• _TASK TO COMPLETE_
Go through the listing and copy every line word for word.

-------- EXTRACTED MATERIAL

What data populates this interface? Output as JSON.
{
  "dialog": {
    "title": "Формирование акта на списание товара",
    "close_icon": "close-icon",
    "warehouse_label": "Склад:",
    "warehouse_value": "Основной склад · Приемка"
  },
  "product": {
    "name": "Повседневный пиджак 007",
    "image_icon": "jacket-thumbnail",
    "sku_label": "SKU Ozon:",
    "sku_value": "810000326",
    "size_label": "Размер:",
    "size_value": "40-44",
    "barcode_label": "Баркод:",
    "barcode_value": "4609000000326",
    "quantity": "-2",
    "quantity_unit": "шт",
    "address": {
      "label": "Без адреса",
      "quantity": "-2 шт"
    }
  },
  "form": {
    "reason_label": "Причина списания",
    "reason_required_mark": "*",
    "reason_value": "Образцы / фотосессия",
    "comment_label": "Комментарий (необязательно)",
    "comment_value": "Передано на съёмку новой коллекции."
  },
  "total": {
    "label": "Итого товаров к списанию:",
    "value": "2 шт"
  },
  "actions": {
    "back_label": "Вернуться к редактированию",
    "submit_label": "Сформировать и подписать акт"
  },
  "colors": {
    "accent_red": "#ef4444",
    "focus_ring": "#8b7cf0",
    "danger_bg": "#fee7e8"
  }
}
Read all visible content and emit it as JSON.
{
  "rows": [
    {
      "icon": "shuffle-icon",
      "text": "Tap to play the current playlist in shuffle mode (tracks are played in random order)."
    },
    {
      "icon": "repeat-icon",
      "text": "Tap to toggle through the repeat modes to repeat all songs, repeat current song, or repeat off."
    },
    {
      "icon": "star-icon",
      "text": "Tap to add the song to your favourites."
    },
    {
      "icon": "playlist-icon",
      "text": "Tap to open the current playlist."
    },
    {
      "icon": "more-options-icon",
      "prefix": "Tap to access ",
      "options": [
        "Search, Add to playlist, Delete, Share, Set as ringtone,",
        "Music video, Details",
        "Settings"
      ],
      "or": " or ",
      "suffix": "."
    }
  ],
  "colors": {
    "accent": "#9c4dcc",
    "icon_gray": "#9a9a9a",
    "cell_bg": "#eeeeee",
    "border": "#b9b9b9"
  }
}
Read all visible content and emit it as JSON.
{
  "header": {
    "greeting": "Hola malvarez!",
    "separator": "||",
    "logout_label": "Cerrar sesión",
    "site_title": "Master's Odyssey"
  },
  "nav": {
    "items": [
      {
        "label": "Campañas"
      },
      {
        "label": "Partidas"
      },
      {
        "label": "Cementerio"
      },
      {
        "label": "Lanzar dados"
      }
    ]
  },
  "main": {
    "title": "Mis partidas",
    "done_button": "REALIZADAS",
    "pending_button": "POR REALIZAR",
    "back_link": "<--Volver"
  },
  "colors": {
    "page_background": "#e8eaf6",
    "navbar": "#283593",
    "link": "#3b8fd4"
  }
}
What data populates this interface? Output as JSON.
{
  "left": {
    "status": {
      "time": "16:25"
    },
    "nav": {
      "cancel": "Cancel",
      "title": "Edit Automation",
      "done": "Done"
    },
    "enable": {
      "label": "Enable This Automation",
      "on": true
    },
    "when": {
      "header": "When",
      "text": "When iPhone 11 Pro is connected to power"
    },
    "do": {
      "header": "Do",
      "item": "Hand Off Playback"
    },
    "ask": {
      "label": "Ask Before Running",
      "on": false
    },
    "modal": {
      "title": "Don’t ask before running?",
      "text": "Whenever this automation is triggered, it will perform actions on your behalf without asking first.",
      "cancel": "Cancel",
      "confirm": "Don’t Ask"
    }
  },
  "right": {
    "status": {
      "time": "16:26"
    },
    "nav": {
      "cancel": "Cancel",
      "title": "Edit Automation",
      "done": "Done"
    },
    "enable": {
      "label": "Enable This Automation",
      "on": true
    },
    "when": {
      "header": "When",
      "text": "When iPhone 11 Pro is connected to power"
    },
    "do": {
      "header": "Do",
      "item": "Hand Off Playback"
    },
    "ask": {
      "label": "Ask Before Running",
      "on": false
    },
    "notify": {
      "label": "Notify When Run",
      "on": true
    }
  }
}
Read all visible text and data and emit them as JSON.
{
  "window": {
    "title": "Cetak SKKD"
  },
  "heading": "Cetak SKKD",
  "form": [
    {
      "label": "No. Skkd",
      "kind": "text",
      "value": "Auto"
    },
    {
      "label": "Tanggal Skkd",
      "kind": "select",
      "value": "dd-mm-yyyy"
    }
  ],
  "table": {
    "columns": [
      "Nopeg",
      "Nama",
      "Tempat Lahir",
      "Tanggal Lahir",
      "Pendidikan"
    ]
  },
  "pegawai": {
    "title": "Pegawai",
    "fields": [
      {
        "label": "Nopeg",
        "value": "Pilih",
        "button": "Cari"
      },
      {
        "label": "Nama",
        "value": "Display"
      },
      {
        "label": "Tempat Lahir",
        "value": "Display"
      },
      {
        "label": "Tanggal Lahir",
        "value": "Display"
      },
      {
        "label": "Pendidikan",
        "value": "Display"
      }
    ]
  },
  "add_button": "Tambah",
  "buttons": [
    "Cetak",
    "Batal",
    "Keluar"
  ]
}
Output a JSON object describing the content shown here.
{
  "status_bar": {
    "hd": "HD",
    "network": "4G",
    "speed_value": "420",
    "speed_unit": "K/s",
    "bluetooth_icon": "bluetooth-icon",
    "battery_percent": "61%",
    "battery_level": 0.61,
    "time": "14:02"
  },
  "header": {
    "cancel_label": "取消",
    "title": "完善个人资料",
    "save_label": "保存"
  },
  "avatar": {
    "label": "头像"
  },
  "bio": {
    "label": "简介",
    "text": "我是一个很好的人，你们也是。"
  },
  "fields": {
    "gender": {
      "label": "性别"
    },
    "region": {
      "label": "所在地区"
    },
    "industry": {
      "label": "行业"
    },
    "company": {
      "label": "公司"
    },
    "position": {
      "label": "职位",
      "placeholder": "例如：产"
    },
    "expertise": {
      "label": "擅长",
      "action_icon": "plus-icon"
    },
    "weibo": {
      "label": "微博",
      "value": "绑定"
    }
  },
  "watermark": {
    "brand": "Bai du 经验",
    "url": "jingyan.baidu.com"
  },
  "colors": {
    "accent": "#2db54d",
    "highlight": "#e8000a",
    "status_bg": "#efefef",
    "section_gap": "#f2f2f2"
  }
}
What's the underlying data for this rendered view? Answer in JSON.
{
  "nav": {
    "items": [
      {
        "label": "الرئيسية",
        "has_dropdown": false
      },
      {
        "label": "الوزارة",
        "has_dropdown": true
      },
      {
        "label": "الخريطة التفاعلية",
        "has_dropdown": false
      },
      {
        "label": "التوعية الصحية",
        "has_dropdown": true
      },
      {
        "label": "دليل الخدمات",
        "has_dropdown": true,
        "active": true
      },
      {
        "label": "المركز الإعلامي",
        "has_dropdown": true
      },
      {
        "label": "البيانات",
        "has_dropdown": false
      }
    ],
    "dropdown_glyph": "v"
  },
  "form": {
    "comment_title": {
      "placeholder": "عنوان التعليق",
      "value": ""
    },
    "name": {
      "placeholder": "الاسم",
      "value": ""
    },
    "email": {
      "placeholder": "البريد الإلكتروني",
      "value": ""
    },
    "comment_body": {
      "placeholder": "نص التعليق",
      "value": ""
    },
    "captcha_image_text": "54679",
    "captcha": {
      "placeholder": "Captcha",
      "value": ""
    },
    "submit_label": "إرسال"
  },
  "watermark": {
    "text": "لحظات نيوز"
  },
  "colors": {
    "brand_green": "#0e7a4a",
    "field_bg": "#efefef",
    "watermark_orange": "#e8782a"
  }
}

----------------

• _ANSWER TO THIS EXERCISE_
What data populates this interface? Output as JSON.
{
  "dialog": {
    "title": "Формирование акта на списание товара",
    "close_icon": "close-icon",
    "warehouse_label": "Склад:",
    "warehouse_value": "Основной склад · Приемка"
  },
  "product": {
    "name": "Повседневный пиджак 007",
    "image_icon": "jacket-thumbnail",
    "sku_label": "SKU Ozon:",
    "sku_value": "810000326",
    "size_label": "Размер:",
    "size_value": "40-44",
    "barcode_label": "Баркод:",
    "barcode_value": "4609000000326",
    "quantity": "-2",
    "quantity_unit": "шт",
    "address": {
      "label": "Без адреса",
      "quantity": "-2 шт"
    }
  },
  "form": {
    "reason_label": "Причина списания",
    "reason_required_mark": "*",
    "reason_value": "Образцы / фотосессия",
    "comment_label": "Комментарий (необязательно)",
    "comment_value": "Передано на съёмку новой коллекции."
  },
  "total": {
    "label": "Итого товаров к списанию:",
    "value": "2 шт"
  },
  "actions": {
    "back_label": "Вернуться к редактированию",
    "submit_label": "Сформировать и подписать акт"
  },
  "colors": {
    "accent_red": "#ef4444",
    "focus_ring": "#8b7cf0",
    "danger_bg": "#fee7e8"
  }
}
Read all visible content and emit it as JSON.
{
  "rows": [
    {
      "icon": "shuffle-icon",
      "text": "Tap to play the current playlist in shuffle mode (tracks are played in random order)."
    },
    {
      "icon": "repeat-icon",
      "text": "Tap to toggle through the repeat modes to repeat all songs, repeat current song, or repeat off."
    },
    {
      "icon": "star-icon",
      "text": "Tap to add the song to your favourites."
    },
    {
      "icon": "playlist-icon",
      "text": "Tap to open the current playlist."
    },
    {
      "icon": "more-options-icon",
      "prefix": "Tap to access ",
      "options": [
        "Search, Add to playlist, Delete, Share, Set as ringtone,",
        "Music video, Details",
        "Settings"
      ],
      "or": " or ",
      "suffix": "."
    }
  ],
  "colors": {
    "accent": "#9c4dcc",
    "icon_gray": "#9a9a9a",
    "cell_bg": "#eeeeee",
    "border": "#b9b9b9"
  }
}
Read all visible content and emit it as JSON.
{
  "header": {
    "greeting": "Hola malvarez!",
    "separator": "||",
    "logout_label": "Cerrar sesión",
    "site_title": "Master's Odyssey"
  },
  "nav": {
    "items": [
      {
        "label": "Campañas"
      },
      {
        "label": "Partidas"
      },
      {
        "label": "Cementerio"
      },
      {
        "label": "Lanzar dados"
      }
    ]
  },
  "main": {
    "title": "Mis partidas",
    "done_button": "REALIZADAS",
    "pending_button": "POR REALIZAR",
    "back_link": "<--Volver"
  },
  "colors": {
    "page_background": "#e8eaf6",
    "navbar": "#283593",
    "link": "#3b8fd4"
  }
}
What data populates this interface? Output as JSON.
{
  "left": {
    "status": {
      "time": "16:25"
    },
    "nav": {
      "cancel": "Cancel",
      "title": "Edit Automation",
      "done": "Done"
    },
    "enable": {
      "label": "Enable This Automation",
      "on": true
    },
    "when": {
      "header": "When",
      "text": "When iPhone 11 Pro is connected to power"
    },
    "do": {
      "header": "Do",
      "item": "Hand Off Playback"
    },
    "ask": {
      "label": "Ask Before Running",
      "on": false
    },
    "modal": {
      "title": "Don’t ask before running?",
      "text": "Whenever this automation is triggered, it will perform actions on your behalf without asking first.",
      "cancel": "Cancel",
      "confirm": "Don’t Ask"
    }
  },
  "right": {
    "status": {
      "time": "16:26"
    },
    "nav": {
      "cancel": "Cancel",
      "title": "Edit Automation",
      "done": "Done"
    },
    "enable": {
      "label": "Enable This Automation",
      "on": true
    },
    "when": {
      "header": "When",
      "text": "When iPhone 11 Pro is connected to power"
    },
    "do": {
      "header": "Do",
      "item": "Hand Off Playback"
    },
    "ask": {
      "label": "Ask Before Running",
      "on": false
    },
    "notify": {
      "label": "Notify When Run",
      "on": true
    }
  }
}
Read all visible text and data and emit them as JSON.
{
  "window": {
    "title": "Cetak SKKD"
  },
  "heading": "Cetak SKKD",
  "form": [
    {
      "label": "No. Skkd",
      "kind": "text",
      "value": "Auto"
    },
    {
      "label": "Tanggal Skkd",
      "kind": "select",
      "value": "dd-mm-yyyy"
    }
  ],
  "table": {
    "columns": [
      "Nopeg",
      "Nama",
      "Tempat Lahir",
      "Tanggal Lahir",
      "Pendidikan"
    ]
  },
  "pegawai": {
    "title": "Pegawai",
    "fields": [
      {
        "label": "Nopeg",
        "value": "Pilih",
        "button": "Cari"
      },
      {
        "label": "Nama",
        "value": "Display"
      },
      {
        "label": "Tempat Lahir",
        "value": "Display"
      },
      {
        "label": "Tanggal Lahir",
        "value": "Display"
      },
      {
        "label": "Pendidikan",
        "value": "Display"
      }
    ]
  },
  "add_button": "Tambah",
  "buttons": [
    "Cetak",
    "Batal",
    "Keluar"
  ]
}
Output a JSON object describing the content shown here.
{
  "status_bar": {
    "hd": "HD",
    "network": "4G",
    "speed_value": "420",
    "speed_unit": "K/s",
    "bluetooth_icon": "bluetooth-icon",
    "battery_percent": "61%",
    "battery_level": 0.61,
    "time": "14:02"
  },
  "header": {
    "cancel_label": "取消",
    "title": "完善个人资料",
    "save_label": "保存"
  },
  "avatar": {
    "label": "头像"
  },
  "bio": {
    "label": "简介",
    "text": "我是一个很好的人，你们也是。"
  },
  "fields": {
    "gender": {
      "label": "性别"
    },
    "region": {
      "label": "所在地区"
    },
    "industry": {
      "label": "行业"
    },
    "company": {
      "label": "公司"
    },
    "position": {
      "label": "职位",
      "placeholder": "例如：产"
    },
    "expertise": {
      "label": "擅长",
      "action_icon": "plus-icon"
    },
    "weibo": {
      "label": "微博",
      "value": "绑定"
    }
  },
  "watermark": {
    "brand": "Bai du 经验",
    "url": "jingyan.baidu.com"
  },
  "colors": {
    "accent": "#2db54d",
    "highlight": "#e8000a",
    "status_bg": "#efefef",
    "section_gap": "#f2f2f2"
  }
}
What's the underlying data for this rendered view? Answer in JSON.
{
  "nav": {
    "items": [
      {
        "label": "الرئيسية",
        "has_dropdown": false
      },
      {
        "label": "الوزارة",
        "has_dropdown": true
      },
      {
        "label": "الخريطة التفاعلية",
        "has_dropdown": false
      },
      {
        "label": "التوعية الصحية",
        "has_dropdown": true
      },
      {
        "label": "دليل الخدمات",
        "has_dropdown": true,
        "active": true
      },
      {
        "label": "المركز الإعلامي",
        "has_dropdown": true
      },
      {
        "label": "البيانات",
        "has_dropdown": false
      }
    ],
    "dropdown_glyph": "v"
  },
  "form": {
    "comment_title": {
      "placeholder": "عنوان التعليق",
      "value": ""
    },
    "name": {
      "placeholder": "الاسم",
      "value": ""
    },
    "email": {
      "placeholder": "البريد الإلكتروني",
      "value": ""
    },
    "comment_body": {
      "placeholder": "نص التعليق",
      "value": ""
    },
    "captcha_image_text": "54679",
    "captcha": {
      "placeholder": "Captcha",
      "value": ""
    },
    "submit_label": "إرسال"
  },
  "watermark": {
    "text": "لحظات نيوز"
  },
  "colors": {
    "brand_green": "#0e7a4a",
    "field_bg": "#efefef",
    "watermark_orange": "#e8782a"
  }
}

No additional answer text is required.